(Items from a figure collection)
────

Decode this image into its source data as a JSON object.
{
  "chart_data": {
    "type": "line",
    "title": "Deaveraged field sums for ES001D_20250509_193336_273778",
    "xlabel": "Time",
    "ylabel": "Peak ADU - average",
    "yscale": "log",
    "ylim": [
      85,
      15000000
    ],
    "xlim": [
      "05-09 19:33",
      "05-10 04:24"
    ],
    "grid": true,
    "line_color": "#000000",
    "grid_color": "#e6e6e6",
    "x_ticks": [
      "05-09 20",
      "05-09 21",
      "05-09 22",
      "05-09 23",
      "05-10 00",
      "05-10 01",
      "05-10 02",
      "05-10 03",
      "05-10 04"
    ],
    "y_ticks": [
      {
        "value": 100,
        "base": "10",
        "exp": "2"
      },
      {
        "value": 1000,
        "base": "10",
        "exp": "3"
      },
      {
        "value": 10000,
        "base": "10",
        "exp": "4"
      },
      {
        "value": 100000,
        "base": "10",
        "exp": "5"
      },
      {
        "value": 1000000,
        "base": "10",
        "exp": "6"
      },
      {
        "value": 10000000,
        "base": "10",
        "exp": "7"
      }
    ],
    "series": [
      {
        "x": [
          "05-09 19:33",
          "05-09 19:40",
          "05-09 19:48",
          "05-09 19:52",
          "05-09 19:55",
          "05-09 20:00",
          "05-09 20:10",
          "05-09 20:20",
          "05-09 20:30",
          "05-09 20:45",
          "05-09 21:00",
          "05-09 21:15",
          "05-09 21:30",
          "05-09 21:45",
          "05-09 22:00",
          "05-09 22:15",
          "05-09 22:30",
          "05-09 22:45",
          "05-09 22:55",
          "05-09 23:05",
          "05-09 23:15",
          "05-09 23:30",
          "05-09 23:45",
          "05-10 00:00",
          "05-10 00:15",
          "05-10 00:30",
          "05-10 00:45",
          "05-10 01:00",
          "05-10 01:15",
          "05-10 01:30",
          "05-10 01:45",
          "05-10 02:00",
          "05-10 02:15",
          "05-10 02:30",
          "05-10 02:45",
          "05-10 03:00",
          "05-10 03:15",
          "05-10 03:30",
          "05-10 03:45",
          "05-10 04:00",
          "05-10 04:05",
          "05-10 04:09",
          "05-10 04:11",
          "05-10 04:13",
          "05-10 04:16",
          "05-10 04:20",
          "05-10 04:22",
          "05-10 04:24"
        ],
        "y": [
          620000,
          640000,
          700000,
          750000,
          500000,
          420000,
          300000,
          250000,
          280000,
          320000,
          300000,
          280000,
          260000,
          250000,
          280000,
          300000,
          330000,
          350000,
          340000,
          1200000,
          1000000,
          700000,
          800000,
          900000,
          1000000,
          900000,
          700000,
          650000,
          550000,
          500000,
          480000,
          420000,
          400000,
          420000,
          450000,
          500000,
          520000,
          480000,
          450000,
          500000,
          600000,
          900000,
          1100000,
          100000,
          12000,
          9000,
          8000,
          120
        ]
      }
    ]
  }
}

────

• WRITTEN PROBLEM: Write out the data exactly as it stands.

• OUTPUT OF THE EXERCISE:
Decode this image into its source data as a JSON object.
{
  "chart_data": {
    "type": "line",
    "title": "Deaveraged field sums for ES001D_20250509_193336_273778",
    "xlabel": "Time",
    "ylabel": "Peak ADU - average",
    "yscale": "log",
    "ylim": [
      85,
      15000000
    ],
    "xlim": [
      "05-09 19:33",
      "05-10 04:24"
    ],
    "grid": true,
    "line_color": "#000000",
    "grid_color": "#e6e6e6",
    "x_ticks": [
      "05-09 20",
      "05-09 21",
      "05-09 22",
      "05-09 23",
      "05-10 00",
      "05-10 01",
      "05-10 02",
      "05-10 03",
      "05-10 04"
    ],
    "y_ticks": [
      {
        "value": 100,
        "base": "10",
        "exp": "2"
      },
      {
        "value": 1000,
        "base": "10",
        "exp": "3"
      },
      {
        "value": 10000,
        "base": "10",
        "exp": "4"
      },
      {
        "value": 100000,
        "base": "10",
        "exp": "5"
      },
      {
        "value": 1000000,
        "base": "10",
        "exp": "6"
      },
      {
        "value": 10000000,
        "base": "10",
        "exp": "7"
      }
    ],
    "series": [
      {
        "x": [
          "05-09 19:33",
          "05-09 19:40",
          "05-09 19:48",
          "05-09 19:52",
          "05-09 19:55",
          "05-09 20:00",
          "05-09 20:10",
          "05-09 20:20",
          "05-09 20:30",
          "05-09 20:45",
          "05-09 21:00",
          "05-09 21:15",
          "05-09 21:30",
          "05-09 21:45",
          "05-09 22:00",
          "05-09 22:15",
          "05-09 22:30",
          "05-09 22:45",
          "05-09 22:55",
          "05-09 23:05",
          "05-09 23:15",
          "05-09 23:30",
          "05-09 23:45",
          "05-10 00:00",
          "05-10 00:15",
          "05-10 00:30",
          "05-10 00:45",
          "05-10 01:00",
          "05-10 01:15",
          "05-10 01:30",
          "05-10 01:45",
          "05-10 02:00",
          "05-10 02:15",
          "05-10 02:30",
          "05-10 02:45",
          "05-10 03:00",
          "05-10 03:15",
          "05-10 03:30",
          "05-10 03:45",
          "05-10 04:00",
          "05-10 04:05",
          "05-10 04:09",
          "05-10 04:11",
          "05-10 04:13",
          "05-10 04:16",
          "05-10 04:20",
          "05-10 04:22",
          "05-10 04:24"
        ],
        "y": [
          620000,
          640000,
          700000,
          750000,
          500000,
          420000,
          300000,
          250000,
          280000,
          320000,
          300000,
          280000,
          260000,
          250000,
          280000,
          300000,
          330000,
          350000,
          340000,
          1200000,
          1000000,
          700000,
          800000,
          900000,
          1000000,
          900000,
          700000,
          650000,
          550000,
          500000,
          480000,
          420000,
          400000,
          420000,
          450000,
          500000,
          520000,
          480000,
          450000,
          500000,
          600000,
          900000,
          1100000,
          100000,
          12000,
          9000,
          8000,
          120
        ]
      }
    ]
  }
}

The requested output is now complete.